▸ Exercise prompt:
Output the records exactly. Include every line.

================================

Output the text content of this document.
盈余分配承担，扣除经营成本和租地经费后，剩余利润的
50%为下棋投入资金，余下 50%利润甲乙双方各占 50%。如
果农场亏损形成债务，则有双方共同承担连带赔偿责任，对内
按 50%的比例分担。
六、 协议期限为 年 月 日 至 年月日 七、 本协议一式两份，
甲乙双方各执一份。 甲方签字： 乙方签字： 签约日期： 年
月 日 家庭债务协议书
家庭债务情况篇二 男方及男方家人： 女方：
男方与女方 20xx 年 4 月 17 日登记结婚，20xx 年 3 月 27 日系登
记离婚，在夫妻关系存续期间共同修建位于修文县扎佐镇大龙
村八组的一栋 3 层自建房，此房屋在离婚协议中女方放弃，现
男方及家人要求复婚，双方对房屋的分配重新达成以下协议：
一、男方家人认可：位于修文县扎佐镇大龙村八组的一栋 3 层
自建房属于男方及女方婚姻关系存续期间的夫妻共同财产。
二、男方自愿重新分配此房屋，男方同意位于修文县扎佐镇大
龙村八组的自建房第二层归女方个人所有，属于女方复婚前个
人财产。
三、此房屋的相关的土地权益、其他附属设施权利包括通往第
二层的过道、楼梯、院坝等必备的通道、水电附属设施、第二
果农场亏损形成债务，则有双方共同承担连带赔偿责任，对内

================================

▸ The response:
Output the text content of this document.
盈余分配承担，扣除经营成本和租地经费后，剩余利润的
50%为下棋投入资金，余下 50%利润甲乙双方各占 50%。如
果农场亏损形成债务，则有双方共同承担连带赔偿责任，对内
按 50%的比例分担。
六、 协议期限为 年 月 日 至 年月日 七、 本协议一式两份，
甲乙双方各执一份。 甲方签字： 乙方签字： 签约日期： 年
月 日 家庭债务协议书
家庭债务情况篇二 男方及男方家人： 女方：
男方与女方 20xx 年 4 月 17 日登记结婚，20xx 年 3 月 27 日系登
记离婚，在夫妻关系存续期间共同修建位于修文县扎佐镇大龙
村八组的一栋 3 层自建房，此房屋在离婚协议中女方放弃，现
男方及家人要求复婚，双方对房屋的分配重新达成以下协议：
一、男方家人认可：位于修文县扎佐镇大龙村八组的一栋 3 层
自建房属于男方及女方婚姻关系存续期间的夫妻共同财产。
二、男方自愿重新分配此房屋，男方同意位于修文县扎佐镇大
龙村八组的自建房第二层归女方个人所有，属于女方复婚前个
人财产。
三、此房屋的相关的土地权益、其他附属设施权利包括通往第
二层的过道、楼梯、院坝等必备的通道、水电附属设施、第二
果农场亏损形成债务，则有双方共同承担连带赔偿责任，对内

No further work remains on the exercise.